# PROBLEM STATEMENT:
Check every line below for the word "JSON" and copy each one that has it.

# RECORDS SUPPLIED:
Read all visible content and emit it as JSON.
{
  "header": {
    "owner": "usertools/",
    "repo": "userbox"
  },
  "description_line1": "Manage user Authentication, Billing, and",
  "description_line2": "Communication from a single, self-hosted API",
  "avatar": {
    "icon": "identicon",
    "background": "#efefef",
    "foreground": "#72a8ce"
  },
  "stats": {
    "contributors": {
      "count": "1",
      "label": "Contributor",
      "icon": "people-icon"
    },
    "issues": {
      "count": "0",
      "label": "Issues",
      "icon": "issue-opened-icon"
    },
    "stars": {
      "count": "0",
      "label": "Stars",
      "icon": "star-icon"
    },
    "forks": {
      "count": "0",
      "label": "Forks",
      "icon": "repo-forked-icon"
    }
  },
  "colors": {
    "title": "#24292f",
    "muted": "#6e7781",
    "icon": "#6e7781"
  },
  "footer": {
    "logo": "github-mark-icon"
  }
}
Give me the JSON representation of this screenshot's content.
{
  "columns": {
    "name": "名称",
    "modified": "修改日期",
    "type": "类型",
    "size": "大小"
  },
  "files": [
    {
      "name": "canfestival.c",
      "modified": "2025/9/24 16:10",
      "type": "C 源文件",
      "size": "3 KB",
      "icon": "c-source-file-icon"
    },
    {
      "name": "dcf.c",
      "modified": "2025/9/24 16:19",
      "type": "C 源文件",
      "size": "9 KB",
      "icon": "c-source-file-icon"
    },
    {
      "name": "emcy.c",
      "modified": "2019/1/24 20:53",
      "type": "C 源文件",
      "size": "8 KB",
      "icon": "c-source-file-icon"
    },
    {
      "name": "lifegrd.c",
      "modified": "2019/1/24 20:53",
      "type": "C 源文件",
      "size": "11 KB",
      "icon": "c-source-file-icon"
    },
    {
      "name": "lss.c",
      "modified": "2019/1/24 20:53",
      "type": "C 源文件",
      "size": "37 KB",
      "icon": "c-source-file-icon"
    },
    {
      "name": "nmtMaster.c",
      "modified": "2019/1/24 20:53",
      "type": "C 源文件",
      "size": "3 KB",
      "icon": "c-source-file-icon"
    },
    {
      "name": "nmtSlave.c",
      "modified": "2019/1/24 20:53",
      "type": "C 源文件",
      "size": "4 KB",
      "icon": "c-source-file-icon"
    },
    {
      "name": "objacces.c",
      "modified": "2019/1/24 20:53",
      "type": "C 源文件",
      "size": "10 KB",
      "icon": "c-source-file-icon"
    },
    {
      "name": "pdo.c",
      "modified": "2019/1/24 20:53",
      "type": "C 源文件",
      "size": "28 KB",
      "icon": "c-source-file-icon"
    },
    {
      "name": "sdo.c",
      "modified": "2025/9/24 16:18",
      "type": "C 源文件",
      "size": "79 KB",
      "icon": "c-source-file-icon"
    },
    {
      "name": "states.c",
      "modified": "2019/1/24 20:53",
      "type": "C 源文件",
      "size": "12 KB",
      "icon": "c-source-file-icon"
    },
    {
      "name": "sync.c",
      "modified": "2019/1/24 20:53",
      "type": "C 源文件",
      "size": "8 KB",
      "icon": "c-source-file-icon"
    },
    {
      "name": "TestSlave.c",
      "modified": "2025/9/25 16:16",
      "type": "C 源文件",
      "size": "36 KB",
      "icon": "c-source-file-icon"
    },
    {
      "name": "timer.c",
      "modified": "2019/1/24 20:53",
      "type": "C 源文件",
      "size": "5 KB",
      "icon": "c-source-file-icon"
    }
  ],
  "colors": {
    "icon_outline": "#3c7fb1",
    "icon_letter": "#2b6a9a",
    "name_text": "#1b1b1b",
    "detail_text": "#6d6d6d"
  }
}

# OUTPUT OF THE EXERCISE:
Read all visible content and emit it as JSON.
Give me the JSON representation of this screenshot's content.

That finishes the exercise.